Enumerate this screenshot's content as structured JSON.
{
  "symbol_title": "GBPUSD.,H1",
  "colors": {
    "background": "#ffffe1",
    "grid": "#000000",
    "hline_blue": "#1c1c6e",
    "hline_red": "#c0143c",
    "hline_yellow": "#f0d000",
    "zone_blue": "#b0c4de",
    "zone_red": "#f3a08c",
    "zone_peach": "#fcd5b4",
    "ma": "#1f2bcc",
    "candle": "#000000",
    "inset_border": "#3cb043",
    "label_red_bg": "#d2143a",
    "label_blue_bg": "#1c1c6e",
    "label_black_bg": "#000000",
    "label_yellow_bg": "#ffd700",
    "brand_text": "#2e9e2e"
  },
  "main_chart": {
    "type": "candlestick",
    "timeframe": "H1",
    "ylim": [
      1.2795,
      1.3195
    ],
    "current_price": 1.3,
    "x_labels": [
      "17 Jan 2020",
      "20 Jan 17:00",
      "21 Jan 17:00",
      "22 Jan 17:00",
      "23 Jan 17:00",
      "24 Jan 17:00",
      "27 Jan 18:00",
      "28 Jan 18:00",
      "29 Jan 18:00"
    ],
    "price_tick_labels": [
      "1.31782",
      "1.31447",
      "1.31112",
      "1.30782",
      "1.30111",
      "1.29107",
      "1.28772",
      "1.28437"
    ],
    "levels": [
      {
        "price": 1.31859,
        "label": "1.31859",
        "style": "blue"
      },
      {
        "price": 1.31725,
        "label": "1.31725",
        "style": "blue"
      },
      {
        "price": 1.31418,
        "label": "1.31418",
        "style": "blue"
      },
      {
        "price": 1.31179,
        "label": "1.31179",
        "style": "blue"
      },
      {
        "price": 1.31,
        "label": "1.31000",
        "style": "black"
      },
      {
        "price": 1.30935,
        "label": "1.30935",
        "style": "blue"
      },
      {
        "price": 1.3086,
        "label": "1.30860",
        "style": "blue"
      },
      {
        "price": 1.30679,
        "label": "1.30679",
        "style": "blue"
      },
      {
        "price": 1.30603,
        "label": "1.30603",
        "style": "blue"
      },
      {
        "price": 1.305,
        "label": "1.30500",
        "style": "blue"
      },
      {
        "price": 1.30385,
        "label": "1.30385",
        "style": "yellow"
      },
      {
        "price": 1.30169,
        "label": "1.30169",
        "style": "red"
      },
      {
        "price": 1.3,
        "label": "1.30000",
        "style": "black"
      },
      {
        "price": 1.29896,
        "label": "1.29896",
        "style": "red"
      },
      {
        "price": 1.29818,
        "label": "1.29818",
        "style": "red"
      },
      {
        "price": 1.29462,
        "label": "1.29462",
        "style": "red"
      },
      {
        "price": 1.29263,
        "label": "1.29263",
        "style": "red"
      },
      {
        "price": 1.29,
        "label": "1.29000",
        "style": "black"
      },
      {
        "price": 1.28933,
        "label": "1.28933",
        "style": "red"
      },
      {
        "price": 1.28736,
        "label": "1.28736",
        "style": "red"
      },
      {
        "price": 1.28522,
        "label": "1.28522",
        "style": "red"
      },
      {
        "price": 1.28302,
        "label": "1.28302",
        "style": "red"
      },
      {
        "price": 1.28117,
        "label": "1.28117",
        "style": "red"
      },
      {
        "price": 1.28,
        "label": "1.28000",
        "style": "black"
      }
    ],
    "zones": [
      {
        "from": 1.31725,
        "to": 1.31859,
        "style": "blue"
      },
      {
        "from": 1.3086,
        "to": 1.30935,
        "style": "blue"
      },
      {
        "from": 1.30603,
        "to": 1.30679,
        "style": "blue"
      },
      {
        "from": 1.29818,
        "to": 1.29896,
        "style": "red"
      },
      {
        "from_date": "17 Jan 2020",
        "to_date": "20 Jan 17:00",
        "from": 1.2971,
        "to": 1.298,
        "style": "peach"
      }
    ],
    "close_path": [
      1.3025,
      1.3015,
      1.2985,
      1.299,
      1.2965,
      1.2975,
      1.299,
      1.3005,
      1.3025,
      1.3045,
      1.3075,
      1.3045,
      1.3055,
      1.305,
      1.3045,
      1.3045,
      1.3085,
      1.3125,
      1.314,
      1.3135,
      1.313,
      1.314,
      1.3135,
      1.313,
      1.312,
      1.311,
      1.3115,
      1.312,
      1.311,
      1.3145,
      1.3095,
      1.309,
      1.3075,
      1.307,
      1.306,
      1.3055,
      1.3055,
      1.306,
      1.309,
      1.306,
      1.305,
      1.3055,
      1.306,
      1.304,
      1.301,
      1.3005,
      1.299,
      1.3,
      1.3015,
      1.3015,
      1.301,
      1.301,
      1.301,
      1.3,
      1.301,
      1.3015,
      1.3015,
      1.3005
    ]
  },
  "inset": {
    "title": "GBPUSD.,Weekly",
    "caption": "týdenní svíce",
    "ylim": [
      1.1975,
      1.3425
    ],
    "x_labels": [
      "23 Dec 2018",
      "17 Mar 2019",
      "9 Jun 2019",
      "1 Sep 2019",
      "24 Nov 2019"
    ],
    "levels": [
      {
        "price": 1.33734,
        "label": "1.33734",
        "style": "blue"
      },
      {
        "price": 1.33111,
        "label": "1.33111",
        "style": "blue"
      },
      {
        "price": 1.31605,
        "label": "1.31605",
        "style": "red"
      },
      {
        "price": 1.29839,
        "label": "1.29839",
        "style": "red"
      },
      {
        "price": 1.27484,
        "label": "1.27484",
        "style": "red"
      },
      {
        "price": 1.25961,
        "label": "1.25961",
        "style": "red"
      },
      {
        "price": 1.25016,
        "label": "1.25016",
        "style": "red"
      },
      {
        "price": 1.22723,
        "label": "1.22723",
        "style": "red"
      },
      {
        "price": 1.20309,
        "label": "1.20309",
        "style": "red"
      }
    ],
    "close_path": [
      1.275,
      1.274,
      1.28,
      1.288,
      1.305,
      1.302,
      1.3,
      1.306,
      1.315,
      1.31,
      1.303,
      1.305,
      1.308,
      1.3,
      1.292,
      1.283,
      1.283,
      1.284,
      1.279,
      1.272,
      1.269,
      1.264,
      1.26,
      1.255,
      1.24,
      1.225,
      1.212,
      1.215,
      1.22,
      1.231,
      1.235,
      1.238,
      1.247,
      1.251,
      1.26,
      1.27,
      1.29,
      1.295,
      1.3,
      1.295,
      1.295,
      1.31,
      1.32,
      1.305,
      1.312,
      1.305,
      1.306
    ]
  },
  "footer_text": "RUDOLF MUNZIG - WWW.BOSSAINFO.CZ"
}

- _Problem_
For each line of the entries that includes "GBPUSD", show that line.

- _Task solution_
  "symbol_title": "GBPUSD.,H1",
    "title": "GBPUSD.,Weekly",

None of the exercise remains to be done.